- Stated goal: Can you rename "Idle Time" to "Wait Time" in the items starting at the line that contains "151, 527, 165]" and ending at the line that contains "101, 783, 179]", and give those lines again with everything else unchanged?

--- Start of Data to process ---

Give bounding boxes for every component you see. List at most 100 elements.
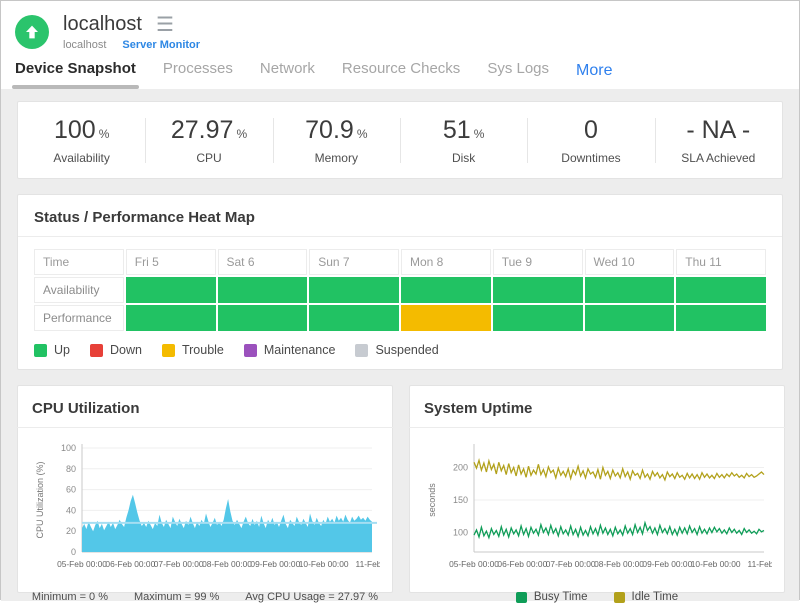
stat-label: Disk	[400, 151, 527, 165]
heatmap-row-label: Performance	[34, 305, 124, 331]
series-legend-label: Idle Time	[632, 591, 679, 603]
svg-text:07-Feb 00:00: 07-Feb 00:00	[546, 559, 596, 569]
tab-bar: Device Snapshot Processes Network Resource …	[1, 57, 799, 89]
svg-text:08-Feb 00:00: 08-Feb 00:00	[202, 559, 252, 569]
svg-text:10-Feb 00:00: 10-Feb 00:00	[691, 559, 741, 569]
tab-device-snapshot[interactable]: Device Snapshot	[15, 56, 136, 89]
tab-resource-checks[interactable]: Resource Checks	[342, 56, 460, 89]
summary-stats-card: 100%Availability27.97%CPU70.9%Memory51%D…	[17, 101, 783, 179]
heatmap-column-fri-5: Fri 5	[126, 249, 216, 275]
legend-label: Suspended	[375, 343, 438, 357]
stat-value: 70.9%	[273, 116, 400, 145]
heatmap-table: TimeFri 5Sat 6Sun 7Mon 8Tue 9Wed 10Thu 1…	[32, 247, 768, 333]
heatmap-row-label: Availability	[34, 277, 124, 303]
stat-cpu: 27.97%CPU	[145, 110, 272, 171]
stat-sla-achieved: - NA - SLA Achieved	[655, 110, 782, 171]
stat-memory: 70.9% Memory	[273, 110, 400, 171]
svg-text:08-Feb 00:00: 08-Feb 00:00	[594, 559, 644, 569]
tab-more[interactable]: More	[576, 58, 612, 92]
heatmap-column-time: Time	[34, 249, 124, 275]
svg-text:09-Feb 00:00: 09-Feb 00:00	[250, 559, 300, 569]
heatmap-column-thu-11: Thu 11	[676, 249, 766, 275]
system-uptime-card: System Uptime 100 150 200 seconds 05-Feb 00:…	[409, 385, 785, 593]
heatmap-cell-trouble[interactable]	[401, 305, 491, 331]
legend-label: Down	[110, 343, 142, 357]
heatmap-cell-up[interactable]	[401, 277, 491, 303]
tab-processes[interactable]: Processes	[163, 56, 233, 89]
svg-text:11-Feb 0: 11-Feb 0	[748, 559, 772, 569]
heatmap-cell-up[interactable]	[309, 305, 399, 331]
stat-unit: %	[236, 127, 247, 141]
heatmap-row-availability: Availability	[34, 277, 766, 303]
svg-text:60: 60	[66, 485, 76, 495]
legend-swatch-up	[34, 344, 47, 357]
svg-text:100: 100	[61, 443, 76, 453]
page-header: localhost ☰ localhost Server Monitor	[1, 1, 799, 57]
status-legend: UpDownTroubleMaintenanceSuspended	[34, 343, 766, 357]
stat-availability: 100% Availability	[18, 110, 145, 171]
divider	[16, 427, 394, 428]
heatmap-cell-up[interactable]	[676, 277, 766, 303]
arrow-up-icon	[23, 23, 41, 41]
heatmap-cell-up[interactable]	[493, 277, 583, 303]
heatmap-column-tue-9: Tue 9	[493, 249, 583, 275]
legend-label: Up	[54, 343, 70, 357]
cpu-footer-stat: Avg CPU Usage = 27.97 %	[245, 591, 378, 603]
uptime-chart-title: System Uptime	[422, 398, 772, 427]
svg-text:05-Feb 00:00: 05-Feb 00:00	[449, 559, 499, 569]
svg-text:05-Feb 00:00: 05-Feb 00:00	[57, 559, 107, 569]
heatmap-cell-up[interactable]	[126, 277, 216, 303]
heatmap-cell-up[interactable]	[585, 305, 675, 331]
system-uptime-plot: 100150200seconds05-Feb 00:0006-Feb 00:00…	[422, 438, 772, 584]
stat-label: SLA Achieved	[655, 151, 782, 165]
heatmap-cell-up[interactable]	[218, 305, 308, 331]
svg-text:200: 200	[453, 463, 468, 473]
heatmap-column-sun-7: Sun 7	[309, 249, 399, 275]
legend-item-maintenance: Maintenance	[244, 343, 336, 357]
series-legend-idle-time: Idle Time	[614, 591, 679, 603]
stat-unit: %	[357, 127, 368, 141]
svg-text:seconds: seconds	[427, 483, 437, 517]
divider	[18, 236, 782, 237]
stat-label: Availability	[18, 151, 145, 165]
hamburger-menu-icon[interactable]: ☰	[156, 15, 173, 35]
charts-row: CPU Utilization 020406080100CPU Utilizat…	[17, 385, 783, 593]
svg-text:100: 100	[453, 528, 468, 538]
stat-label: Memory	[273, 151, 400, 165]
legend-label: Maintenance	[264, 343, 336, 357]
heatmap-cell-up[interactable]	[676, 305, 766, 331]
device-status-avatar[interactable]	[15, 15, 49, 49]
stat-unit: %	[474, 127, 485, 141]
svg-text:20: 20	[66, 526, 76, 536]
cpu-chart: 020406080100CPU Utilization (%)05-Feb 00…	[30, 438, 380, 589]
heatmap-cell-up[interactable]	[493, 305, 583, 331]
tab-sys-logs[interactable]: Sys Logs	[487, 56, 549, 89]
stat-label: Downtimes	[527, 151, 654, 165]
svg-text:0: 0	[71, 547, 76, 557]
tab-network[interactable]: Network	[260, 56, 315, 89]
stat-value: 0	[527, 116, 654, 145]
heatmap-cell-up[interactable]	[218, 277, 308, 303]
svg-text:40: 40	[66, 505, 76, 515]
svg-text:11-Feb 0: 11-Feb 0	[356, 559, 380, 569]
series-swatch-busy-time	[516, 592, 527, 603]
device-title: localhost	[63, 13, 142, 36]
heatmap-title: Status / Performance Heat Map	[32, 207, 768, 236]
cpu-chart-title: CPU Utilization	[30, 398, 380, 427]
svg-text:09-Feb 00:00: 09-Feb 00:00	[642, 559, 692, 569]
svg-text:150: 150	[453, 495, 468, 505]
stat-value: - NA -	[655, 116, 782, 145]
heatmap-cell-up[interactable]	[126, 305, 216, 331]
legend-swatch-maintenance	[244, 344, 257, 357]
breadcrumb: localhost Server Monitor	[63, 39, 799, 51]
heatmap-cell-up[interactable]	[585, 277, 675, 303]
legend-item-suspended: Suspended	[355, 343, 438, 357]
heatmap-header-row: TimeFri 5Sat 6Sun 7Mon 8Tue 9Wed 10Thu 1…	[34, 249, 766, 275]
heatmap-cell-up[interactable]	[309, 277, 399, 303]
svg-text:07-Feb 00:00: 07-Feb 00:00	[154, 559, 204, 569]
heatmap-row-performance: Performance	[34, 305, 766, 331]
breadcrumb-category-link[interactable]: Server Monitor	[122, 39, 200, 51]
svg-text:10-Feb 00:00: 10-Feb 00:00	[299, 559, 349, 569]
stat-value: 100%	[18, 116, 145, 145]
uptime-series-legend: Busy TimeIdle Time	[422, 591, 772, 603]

--- End of Data to process ---
--- Start of Data to process ---

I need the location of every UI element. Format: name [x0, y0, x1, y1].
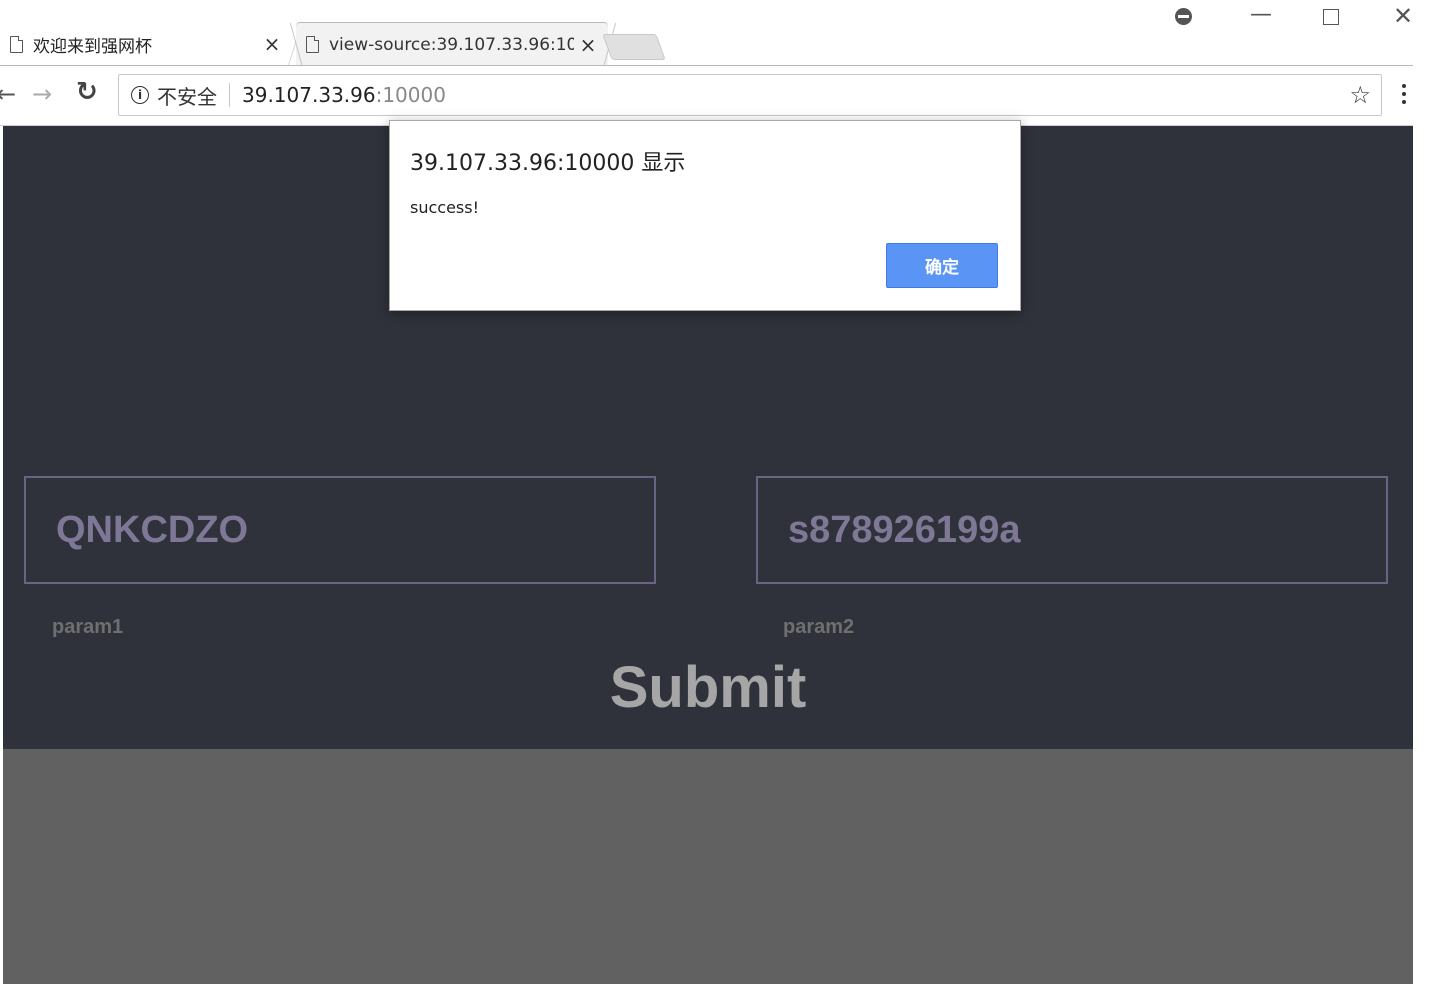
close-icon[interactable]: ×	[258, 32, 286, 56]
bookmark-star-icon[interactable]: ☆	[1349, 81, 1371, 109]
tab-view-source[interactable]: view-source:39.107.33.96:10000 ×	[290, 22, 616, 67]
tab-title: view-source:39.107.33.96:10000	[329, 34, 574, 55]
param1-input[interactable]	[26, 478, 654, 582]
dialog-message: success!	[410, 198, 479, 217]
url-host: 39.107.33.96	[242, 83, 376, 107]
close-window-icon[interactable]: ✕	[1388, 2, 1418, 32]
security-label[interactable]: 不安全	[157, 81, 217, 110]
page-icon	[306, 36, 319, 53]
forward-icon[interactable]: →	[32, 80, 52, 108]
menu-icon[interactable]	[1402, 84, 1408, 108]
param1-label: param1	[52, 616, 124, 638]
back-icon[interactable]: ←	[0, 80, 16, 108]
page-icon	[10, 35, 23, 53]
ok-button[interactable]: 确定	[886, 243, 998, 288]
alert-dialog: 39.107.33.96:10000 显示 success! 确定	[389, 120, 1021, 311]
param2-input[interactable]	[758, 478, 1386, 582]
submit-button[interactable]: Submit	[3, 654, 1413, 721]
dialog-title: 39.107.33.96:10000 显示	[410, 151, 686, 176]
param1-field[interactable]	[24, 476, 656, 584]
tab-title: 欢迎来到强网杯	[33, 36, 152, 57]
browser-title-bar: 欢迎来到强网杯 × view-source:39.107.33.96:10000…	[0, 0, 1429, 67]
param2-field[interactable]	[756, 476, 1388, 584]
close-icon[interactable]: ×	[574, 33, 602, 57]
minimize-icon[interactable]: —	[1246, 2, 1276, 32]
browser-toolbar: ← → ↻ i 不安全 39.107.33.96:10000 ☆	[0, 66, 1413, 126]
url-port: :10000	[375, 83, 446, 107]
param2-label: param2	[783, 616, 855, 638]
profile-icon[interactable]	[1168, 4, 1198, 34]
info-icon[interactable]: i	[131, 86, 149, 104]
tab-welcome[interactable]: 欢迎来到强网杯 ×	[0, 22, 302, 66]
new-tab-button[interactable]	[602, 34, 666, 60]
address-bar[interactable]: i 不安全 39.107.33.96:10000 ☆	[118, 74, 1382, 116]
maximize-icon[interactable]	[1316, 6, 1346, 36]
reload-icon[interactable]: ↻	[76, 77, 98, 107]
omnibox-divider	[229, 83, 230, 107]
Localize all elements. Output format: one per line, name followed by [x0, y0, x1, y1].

--- End of Data to process ---

- Solution to the problem:
stat-label: Disk	[400, 151, 527, 165]
heatmap-row-label: Performance	[34, 305, 124, 331]
series-legend-label: Wait Time	[632, 591, 679, 603]
svg-text:07-Feb 00:00: 07-Feb 00:00	[546, 559, 596, 569]
tab-bar: Device Snapshot Processes Network Resource …	[1, 57, 799, 89]
svg-text:08-Feb 00:00: 08-Feb 00:00	[202, 559, 252, 569]
svg-text:10-Feb 00:00: 10-Feb 00:00	[691, 559, 741, 569]
tab-device-snapshot[interactable]: Device Snapshot	[15, 56, 136, 89]
tab-resource-checks[interactable]: Resource Checks	[342, 56, 460, 89]
summary-stats-card: 100%Availability27.97%CPU70.9%Memory51%D…	[17, 101, 783, 179]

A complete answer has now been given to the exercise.